## WRITTEN TASK
Repeat the listing in full. Nothing may be added or left out.
══ RAW DATA
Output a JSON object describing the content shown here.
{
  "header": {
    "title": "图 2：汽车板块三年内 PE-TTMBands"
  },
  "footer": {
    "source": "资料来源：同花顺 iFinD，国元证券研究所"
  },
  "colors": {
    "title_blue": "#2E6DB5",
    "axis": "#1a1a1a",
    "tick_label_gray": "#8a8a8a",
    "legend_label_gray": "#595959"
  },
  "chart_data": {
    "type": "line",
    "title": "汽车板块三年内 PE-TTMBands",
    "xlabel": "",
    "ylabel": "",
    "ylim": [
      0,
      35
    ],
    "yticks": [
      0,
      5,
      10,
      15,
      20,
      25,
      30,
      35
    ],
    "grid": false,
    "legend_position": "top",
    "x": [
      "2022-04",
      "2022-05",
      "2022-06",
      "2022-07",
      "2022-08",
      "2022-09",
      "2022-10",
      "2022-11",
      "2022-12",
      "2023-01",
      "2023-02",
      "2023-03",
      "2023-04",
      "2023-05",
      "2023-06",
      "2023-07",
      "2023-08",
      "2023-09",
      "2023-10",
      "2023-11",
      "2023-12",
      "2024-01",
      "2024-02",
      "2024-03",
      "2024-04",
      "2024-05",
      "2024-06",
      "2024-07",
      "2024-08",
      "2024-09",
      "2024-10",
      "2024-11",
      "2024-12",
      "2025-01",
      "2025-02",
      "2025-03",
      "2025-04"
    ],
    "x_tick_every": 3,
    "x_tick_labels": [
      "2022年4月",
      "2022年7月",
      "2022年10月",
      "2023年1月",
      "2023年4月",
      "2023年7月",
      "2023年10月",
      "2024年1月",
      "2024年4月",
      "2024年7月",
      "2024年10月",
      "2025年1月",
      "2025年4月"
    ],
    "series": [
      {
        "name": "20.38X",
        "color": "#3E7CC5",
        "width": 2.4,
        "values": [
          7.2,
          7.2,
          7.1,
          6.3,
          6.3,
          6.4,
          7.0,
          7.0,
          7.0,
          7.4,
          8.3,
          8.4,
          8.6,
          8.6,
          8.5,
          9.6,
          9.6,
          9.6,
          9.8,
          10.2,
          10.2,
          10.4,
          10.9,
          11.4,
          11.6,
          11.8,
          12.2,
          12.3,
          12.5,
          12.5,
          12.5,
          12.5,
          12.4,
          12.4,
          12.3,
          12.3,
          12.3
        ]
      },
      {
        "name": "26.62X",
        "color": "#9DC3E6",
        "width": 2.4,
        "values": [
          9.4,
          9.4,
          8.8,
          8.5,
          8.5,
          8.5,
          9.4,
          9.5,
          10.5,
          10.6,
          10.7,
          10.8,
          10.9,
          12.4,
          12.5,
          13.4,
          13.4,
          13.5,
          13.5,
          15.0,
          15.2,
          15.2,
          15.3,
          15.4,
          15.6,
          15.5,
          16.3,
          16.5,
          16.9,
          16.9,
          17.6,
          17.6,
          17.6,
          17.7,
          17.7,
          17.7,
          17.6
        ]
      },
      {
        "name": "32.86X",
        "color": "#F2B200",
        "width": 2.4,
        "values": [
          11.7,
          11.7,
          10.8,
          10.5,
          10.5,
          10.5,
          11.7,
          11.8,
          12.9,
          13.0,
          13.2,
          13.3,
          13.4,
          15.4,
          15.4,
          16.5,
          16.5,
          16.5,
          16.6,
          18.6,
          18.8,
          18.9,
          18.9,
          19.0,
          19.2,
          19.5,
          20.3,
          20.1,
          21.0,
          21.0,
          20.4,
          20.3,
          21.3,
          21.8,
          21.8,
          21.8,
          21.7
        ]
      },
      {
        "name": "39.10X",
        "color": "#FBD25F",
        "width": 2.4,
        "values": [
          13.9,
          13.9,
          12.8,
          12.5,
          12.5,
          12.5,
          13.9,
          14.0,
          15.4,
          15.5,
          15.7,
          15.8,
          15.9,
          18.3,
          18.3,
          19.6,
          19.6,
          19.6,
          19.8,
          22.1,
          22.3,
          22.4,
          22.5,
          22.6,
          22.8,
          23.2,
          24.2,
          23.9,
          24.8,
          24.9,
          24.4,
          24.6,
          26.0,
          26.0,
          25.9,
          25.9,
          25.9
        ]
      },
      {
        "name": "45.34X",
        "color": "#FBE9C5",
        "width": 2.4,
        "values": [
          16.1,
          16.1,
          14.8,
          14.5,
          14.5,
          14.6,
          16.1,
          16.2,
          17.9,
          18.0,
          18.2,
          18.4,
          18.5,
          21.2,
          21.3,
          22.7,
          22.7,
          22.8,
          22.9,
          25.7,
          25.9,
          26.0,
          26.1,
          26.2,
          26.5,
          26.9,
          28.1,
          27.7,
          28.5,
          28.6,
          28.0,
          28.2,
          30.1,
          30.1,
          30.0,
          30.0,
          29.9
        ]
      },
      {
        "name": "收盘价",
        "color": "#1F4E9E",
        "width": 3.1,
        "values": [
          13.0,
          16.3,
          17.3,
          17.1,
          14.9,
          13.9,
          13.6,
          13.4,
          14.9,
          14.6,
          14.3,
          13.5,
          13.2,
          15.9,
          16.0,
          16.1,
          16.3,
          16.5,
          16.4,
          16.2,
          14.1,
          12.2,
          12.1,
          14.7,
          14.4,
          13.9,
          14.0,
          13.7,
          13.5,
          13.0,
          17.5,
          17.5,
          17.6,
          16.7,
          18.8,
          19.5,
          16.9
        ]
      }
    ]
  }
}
════
## WRITTEN SOLUTION
Output a JSON object describing the content shown here.
{
  "header": {
    "title": "图 2：汽车板块三年内 PE-TTMBands"
  },
  "footer": {
    "source": "资料来源：同花顺 iFinD，国元证券研究所"
  },
  "colors": {
    "title_blue": "#2E6DB5",
    "axis": "#1a1a1a",
    "tick_label_gray": "#8a8a8a",
    "legend_label_gray": "#595959"
  },
  "chart_data": {
    "type": "line",
    "title": "汽车板块三年内 PE-TTMBands",
    "xlabel": "",
    "ylabel": "",
    "ylim": [
      0,
      35
    ],
    "yticks": [
      0,
      5,
      10,
      15,
      20,
      25,
      30,
      35
    ],
    "grid": false,
    "legend_position": "top",
    "x": [
      "2022-04",
      "2022-05",
      "2022-06",
      "2022-07",
      "2022-08",
      "2022-09",
      "2022-10",
      "2022-11",
      "2022-12",
      "2023-01",
      "2023-02",
      "2023-03",
      "2023-04",
      "2023-05",
      "2023-06",
      "2023-07",
      "2023-08",
      "2023-09",
      "2023-10",
      "2023-11",
      "2023-12",
      "2024-01",
      "2024-02",
      "2024-03",
      "2024-04",
      "2024-05",
      "2024-06",
      "2024-07",
      "2024-08",
      "2024-09",
      "2024-10",
      "2024-11",
      "2024-12",
      "2025-01",
      "2025-02",
      "2025-03",
      "2025-04"
    ],
    "x_tick_every": 3,
    "x_tick_labels": [
      "2022年4月",
      "2022年7月",
      "2022年10月",
      "2023年1月",
      "2023年4月",
      "2023年7月",
      "2023年10月",
      "2024年1月",
      "2024年4月",
      "2024年7月",
      "2024年10月",
      "2025年1月",
      "2025年4月"
    ],
    "series": [
      {
        "name": "20.38X",
        "color": "#3E7CC5",
        "width": 2.4,
        "values": [
          7.2,
          7.2,
          7.1,
          6.3,
          6.3,
          6.4,
          7.0,
          7.0,
          7.0,
          7.4,
          8.3,
          8.4,
          8.6,
          8.6,
          8.5,
          9.6,
          9.6,
          9.6,
          9.8,
          10.2,
          10.2,
          10.4,
          10.9,
          11.4,
          11.6,
          11.8,
          12.2,
          12.3,
          12.5,
          12.5,
          12.5,
          12.5,
          12.4,
          12.4,
          12.3,
          12.3,
          12.3
        ]
      },
      {
        "name": "26.62X",
        "color": "#9DC3E6",
        "width": 2.4,
        "values": [
          9.4,
          9.4,
          8.8,
          8.5,
          8.5,
          8.5,
          9.4,
          9.5,
          10.5,
          10.6,
          10.7,
          10.8,
          10.9,
          12.4,
          12.5,
          13.4,
          13.4,
          13.5,
          13.5,
          15.0,
          15.2,
          15.2,
          15.3,
          15.4,
          15.6,
          15.5,
          16.3,
          16.5,
          16.9,
          16.9,
          17.6,
          17.6,
          17.6,
          17.7,
          17.7,
          17.7,
          17.6
        ]
      },
      {
        "name": "32.86X",
        "color": "#F2B200",
        "width": 2.4,
        "values": [
          11.7,
          11.7,
          10.8,
          10.5,
          10.5,
          10.5,
          11.7,
          11.8,
          12.9,
          13.0,
          13.2,
          13.3,
          13.4,
          15.4,
          15.4,
          16.5,
          16.5,
          16.5,
          16.6,
          18.6,
          18.8,
          18.9,
          18.9,
          19.0,
          19.2,
          19.5,
          20.3,
          20.1,
          21.0,
          21.0,
          20.4,
          20.3,
          21.3,
          21.8,
          21.8,
          21.8,
          21.7
        ]
      },
      {
        "name": "39.10X",
        "color": "#FBD25F",
        "width": 2.4,
        "values": [
          13.9,
          13.9,
          12.8,
          12.5,
          12.5,
          12.5,
          13.9,
          14.0,
          15.4,
          15.5,
          15.7,
          15.8,
          15.9,
          18.3,
          18.3,
          19.6,
          19.6,
          19.6,
          19.8,
          22.1,
          22.3,
          22.4,
          22.5,
          22.6,
          22.8,
          23.2,
          24.2,
          23.9,
          24.8,
          24.9,
          24.4,
          24.6,
          26.0,
          26.0,
          25.9,
          25.9,
          25.9
        ]
      },
      {
        "name": "45.34X",
        "color": "#FBE9C5",
        "width": 2.4,
        "values": [
          16.1,
          16.1,
          14.8,
          14.5,
          14.5,
          14.6,
          16.1,
          16.2,
          17.9,
          18.0,
          18.2,
          18.4,
          18.5,
          21.2,
          21.3,
          22.7,
          22.7,
          22.8,
          22.9,
          25.7,
          25.9,
          26.0,
          26.1,
          26.2,
          26.5,
          26.9,
          28.1,
          27.7,
          28.5,
          28.6,
          28.0,
          28.2,
          30.1,
          30.1,
          30.0,
          30.0,
          29.9
        ]
      },
      {
        "name": "收盘价",
        "color": "#1F4E9E",
        "width": 3.1,
        "values": [
          13.0,
          16.3,
          17.3,
          17.1,
          14.9,
          13.9,
          13.6,
          13.4,
          14.9,
          14.6,
          14.3,
          13.5,
          13.2,
          15.9,
          16.0,
          16.1,
          16.3,
          16.5,
          16.4,
          16.2,
          14.1,
          12.2,
          12.1,
          14.7,
          14.4,
          13.9,
          14.0,
          13.7,
          13.5,
          13.0,
          17.5,
          17.5,
          17.6,
          16.7,
          18.8,
          19.5,
          16.9
        ]
      }
    ]
  }
}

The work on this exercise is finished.